> _Requirement_
Filter the listing and keep only the lines with the word "ylabel".

=-=-=-=-=

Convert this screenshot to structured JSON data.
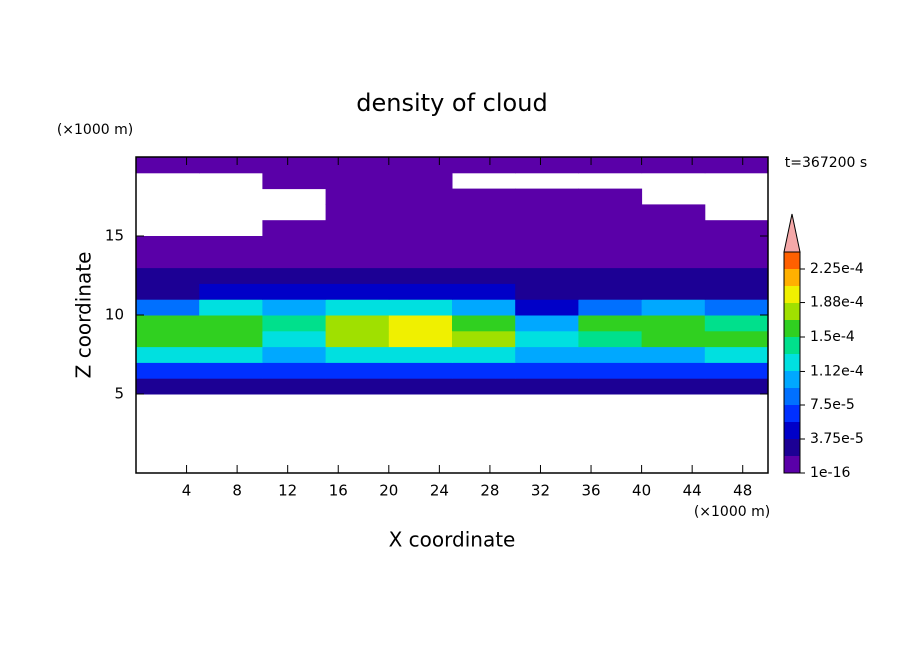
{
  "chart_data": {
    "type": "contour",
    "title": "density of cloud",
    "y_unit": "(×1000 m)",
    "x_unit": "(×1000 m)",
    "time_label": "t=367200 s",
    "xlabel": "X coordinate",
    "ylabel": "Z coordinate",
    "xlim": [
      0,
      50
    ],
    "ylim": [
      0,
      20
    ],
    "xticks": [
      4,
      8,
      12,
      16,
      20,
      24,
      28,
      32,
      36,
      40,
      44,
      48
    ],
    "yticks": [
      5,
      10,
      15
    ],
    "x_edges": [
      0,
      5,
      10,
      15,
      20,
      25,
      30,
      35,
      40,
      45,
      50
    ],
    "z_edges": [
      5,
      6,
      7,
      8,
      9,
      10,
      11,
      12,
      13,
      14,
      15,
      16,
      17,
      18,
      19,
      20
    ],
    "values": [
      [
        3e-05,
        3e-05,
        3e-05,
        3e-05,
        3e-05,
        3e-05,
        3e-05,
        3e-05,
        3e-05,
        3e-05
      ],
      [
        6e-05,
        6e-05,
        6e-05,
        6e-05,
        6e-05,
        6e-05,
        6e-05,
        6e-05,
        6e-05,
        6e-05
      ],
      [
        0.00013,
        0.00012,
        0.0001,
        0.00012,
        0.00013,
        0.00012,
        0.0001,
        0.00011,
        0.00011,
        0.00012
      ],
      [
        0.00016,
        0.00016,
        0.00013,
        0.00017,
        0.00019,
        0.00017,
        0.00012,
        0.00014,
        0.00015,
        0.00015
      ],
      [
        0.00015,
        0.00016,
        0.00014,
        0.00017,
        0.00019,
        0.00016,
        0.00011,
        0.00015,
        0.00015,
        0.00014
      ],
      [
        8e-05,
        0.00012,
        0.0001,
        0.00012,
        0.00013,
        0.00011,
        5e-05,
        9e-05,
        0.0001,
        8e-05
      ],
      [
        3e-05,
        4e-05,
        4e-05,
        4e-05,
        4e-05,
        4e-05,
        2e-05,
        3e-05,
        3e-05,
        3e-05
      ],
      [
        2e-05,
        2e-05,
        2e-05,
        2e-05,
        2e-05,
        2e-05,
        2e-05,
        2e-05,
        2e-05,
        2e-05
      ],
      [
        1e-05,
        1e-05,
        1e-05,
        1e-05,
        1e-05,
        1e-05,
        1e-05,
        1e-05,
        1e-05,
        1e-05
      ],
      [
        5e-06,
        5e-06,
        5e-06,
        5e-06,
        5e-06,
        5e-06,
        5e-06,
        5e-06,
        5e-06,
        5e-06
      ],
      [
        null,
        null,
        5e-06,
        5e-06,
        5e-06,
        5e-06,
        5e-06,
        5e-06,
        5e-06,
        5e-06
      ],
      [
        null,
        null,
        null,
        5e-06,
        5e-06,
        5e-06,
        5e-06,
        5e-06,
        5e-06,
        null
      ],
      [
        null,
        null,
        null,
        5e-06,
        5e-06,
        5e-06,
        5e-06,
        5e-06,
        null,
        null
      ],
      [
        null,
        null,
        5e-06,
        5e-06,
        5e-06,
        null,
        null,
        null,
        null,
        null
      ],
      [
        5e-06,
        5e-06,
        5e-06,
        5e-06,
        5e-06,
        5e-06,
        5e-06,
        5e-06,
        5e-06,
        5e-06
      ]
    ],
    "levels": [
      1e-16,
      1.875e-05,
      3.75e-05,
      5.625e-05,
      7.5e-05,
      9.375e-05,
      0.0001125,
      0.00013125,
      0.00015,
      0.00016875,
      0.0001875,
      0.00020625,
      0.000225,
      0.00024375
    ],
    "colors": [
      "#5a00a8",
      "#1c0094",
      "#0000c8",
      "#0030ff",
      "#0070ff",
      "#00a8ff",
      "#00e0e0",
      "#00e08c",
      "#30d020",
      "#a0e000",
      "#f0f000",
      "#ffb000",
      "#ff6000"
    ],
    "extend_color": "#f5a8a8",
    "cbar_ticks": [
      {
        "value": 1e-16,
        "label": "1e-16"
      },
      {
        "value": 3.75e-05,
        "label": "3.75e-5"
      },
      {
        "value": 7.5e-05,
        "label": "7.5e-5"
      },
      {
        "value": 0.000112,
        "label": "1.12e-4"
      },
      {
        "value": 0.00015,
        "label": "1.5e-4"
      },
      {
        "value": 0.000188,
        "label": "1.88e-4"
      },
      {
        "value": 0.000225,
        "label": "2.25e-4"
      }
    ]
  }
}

=-=-=-=-=

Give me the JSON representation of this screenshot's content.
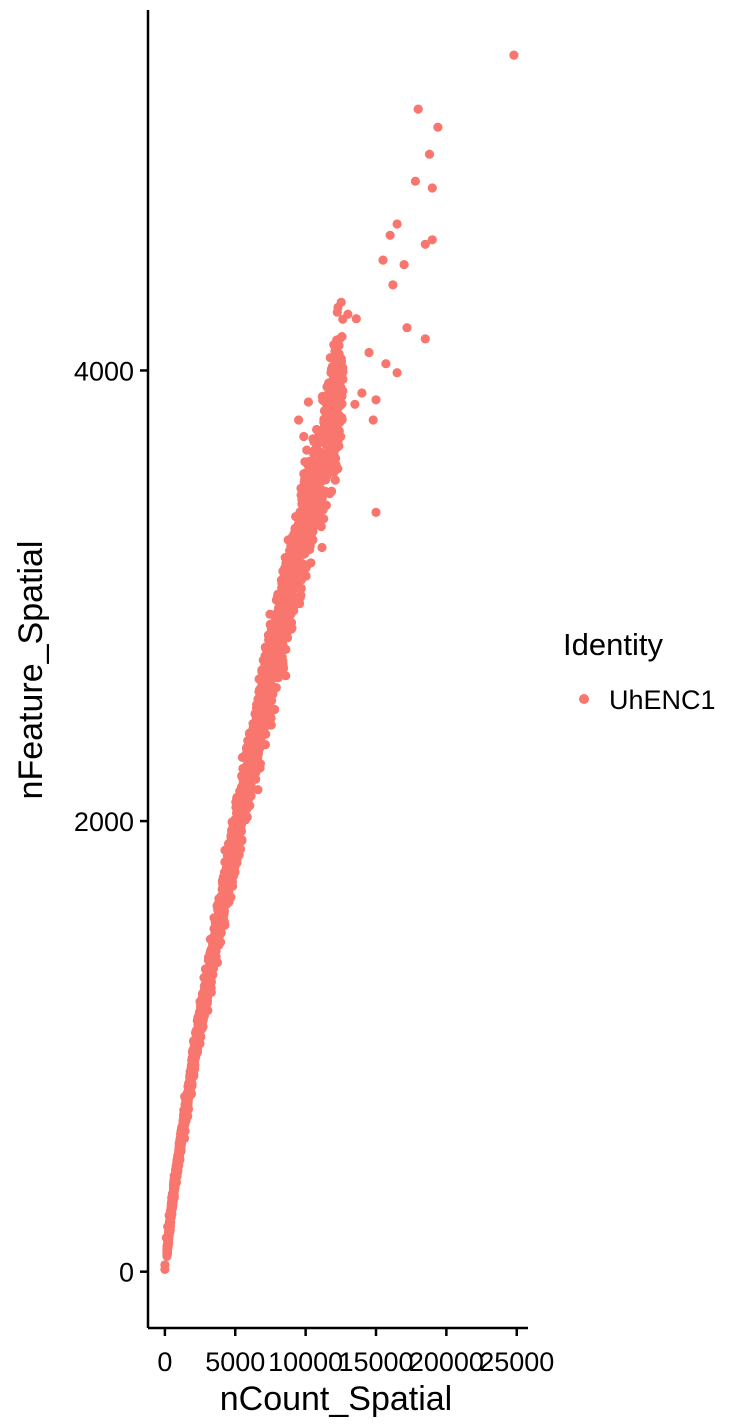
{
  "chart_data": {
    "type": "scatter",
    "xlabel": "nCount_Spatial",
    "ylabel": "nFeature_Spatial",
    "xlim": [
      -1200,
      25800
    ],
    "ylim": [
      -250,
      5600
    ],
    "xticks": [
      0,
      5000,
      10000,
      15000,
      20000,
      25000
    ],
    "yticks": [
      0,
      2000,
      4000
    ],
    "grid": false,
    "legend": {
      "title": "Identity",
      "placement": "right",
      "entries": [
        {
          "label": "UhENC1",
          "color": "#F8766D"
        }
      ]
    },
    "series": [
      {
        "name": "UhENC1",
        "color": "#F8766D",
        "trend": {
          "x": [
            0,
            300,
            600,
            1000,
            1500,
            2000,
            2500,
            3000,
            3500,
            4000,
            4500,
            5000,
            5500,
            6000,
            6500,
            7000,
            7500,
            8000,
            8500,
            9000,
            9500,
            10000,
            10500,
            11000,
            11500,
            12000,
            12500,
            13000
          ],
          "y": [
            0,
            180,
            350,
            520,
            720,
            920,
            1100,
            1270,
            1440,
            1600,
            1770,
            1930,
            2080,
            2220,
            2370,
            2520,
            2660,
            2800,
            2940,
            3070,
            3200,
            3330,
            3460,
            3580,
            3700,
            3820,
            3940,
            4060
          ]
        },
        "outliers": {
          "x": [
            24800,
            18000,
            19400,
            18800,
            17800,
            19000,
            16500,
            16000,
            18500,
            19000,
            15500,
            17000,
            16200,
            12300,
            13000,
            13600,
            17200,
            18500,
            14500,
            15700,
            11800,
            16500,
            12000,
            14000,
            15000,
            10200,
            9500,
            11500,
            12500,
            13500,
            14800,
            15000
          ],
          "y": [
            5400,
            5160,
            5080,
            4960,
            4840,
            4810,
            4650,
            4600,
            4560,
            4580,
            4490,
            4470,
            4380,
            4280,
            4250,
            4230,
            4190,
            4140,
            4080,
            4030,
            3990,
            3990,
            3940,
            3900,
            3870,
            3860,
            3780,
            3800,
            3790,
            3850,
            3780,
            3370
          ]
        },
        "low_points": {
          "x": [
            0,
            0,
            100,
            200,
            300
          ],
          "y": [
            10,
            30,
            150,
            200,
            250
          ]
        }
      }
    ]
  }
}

=-=-=-=-=

> _Solution below_
    "ylabel": "Z coordinate",
    "ylabel": "nFeature_Spatial",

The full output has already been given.